| EXTRACT TO READ |

ITEM 1. SECURITY AND ISSUER
This statement relates to the shares of voting common stock (the
"Common Stock"), of Alpha-Beta Technology, Inc, a Massachusetts
corporation (the "Company"). The principal executive offices of
the Company are located at One Innovation Drive, Worcester, MA
01605
ITEM 2. IDENTITY AND BACKGROUND
(A) - (F)
A. Kenneth B. Dart
(1) Business Address
P.O. Box 31300-SMB, Grand Cayman
Cayman Islands, B.W.I.
(2) Principal Employment: President of the following corporation:
(a) Dart Container Corporation
P.O. Box 31372-SMB
Grand Cayman, Cayman Islands, B.W.I. *
* The principal business activity is the manufacture, sale, and
recycling of polystyrene cups and plastic cutlery and dinnerware.
(3) This reporting person has not during the last five years,
(i) been convicted in a criminal proceeding (excluding traffic
violations or similar misdemeanors), or (ii) been a party to a
civil proceeding of a judicial or administrative body of competent
jurisdiction and as a result of such proceedings was or is subject
to a judgement, decree, or final order enjoining future violations
of, or prohibiting activities subject to, federal or state
securities laws or finding any violation of such laws.

| EXTRACTED DATA |
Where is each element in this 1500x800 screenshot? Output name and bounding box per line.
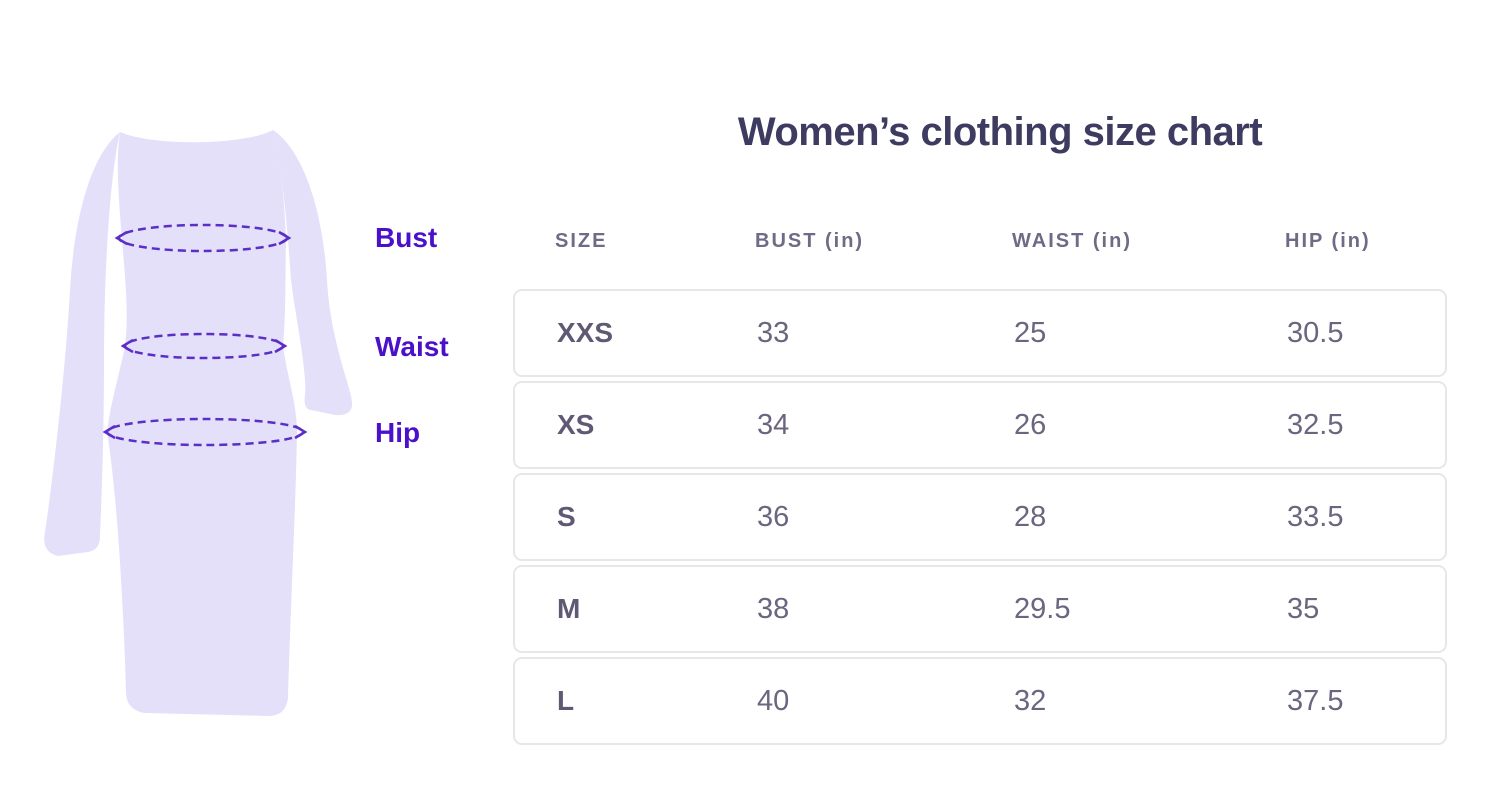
bust-cell: 34 xyxy=(757,408,790,441)
waist-cell: 29.5 xyxy=(1014,592,1071,625)
size-cell: S xyxy=(557,501,576,532)
table-row: XXS 33 25 30.5 xyxy=(513,289,1447,377)
bust-cell: 38 xyxy=(757,592,790,625)
hip-cell: 33.5 xyxy=(1287,500,1344,533)
size-cell: XS xyxy=(557,409,595,440)
waist-cell: 28 xyxy=(1014,500,1047,533)
size-table: XXS 33 25 30.5 XS 34 26 32.5 S 36 28 33.… xyxy=(513,289,1447,749)
dress-body xyxy=(107,130,297,716)
hip-label: Hip xyxy=(375,417,421,448)
dress-right-sleeve xyxy=(273,130,353,416)
hip-cell: 37.5 xyxy=(1287,684,1344,717)
page-title: Women’s clothing size chart xyxy=(737,110,1263,154)
column-header-bust: BUST (in) xyxy=(755,229,865,252)
waist-cell: 25 xyxy=(1014,316,1047,349)
table-header-row: SIZE BUST (in) WAIST (in) HIP (in) xyxy=(513,226,1447,256)
table-row: M 38 29.5 35 xyxy=(513,565,1447,653)
bust-cell: 33 xyxy=(757,316,790,349)
waist-measurement-line xyxy=(120,332,288,360)
bust-cell: 36 xyxy=(757,500,790,533)
waist-label: Waist xyxy=(375,331,449,362)
bust-measurement-line xyxy=(114,223,292,253)
table-row: XS 34 26 32.5 xyxy=(513,381,1447,469)
waist-cell: 26 xyxy=(1014,408,1047,441)
size-cell: M xyxy=(557,593,581,624)
size-cell: L xyxy=(557,685,575,716)
size-cell: XXS xyxy=(557,317,614,348)
dress-illustration xyxy=(44,130,353,716)
column-header-size: SIZE xyxy=(555,229,608,252)
column-header-waist: WAIST (in) xyxy=(1012,229,1132,252)
hip-cell: 32.5 xyxy=(1287,408,1344,441)
bust-cell: 40 xyxy=(757,684,790,717)
hip-cell: 30.5 xyxy=(1287,316,1344,349)
hip-measurement-line xyxy=(102,417,308,447)
waist-cell: 32 xyxy=(1014,684,1047,717)
bust-label: Bust xyxy=(375,222,438,253)
hip-cell: 35 xyxy=(1287,592,1320,625)
column-header-hip: HIP (in) xyxy=(1285,229,1371,252)
table-row: S 36 28 33.5 xyxy=(513,473,1447,561)
dress-left-sleeve xyxy=(44,132,120,556)
table-row: L 40 32 37.5 xyxy=(513,657,1447,745)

| REQUIREMENT A |
According to the securities filing, where are the principal executive offices of the Company located?
| REQUIREMENT B |
Carry on the securities filing from the point where it stops.

| WRITTEN ANSWER A |
One Innovation Drive, Worcester, MA 01605

| WRITTEN ANSWER B |
(4) Citizenship:
Belize
B. Ross Financial Corporation
(1) Country of Organization:
Cayman Islands
(2) Principal Business:
Investment in securities
Page 4 of 9 Pages
(3) Address of Principal Business:
P.O. Box 31363-SMB
Grand Cayman, Cayman Islands, B.W.I.
(4) Address of Principal Office:
P.O. Box 31363-SMB
Grand Cayman, Cayman Islands, B.W. I.
(5) Name and address of all members of the Board of Directors:
Kenneth B. Dart
P.O. Box 31363-SMB
Grand Cayman, Cayman Islands, B.W.I.
(6) Name and address of all officers:
Kenneth B. Dart President/Treasurer
P.O. Box 31363-SMB
Grand Cayman, Cayman Islands, B.W.I.
Mark VanDevelde Secretary
P.O. Box 31363-SMB
Grand Cayman, Cayman Islands, B.W.I.
Foreshore Corporate Services Assistant Secretary
P.O. Box 1994
Grand Cayman, Cayman Islands, B.W.I.
(7) Neither this reporting person, nor, to the best of its
knowledge, any of its directors and executive officers listed
above has, during the last five years, (i) convicted in a
criminal proceeding (excluding traffic violations or similar
misdemeanors), or (ii) been a party to a civil proceeding of
a judicial or administrative body of competent jurisdiction
and as a result of such proceedings was or is subject to a
judgement, decree or final order enjoining future violations
of, or prohibiting activities subject to, federal or state
securities laws or finding any violation of such laws.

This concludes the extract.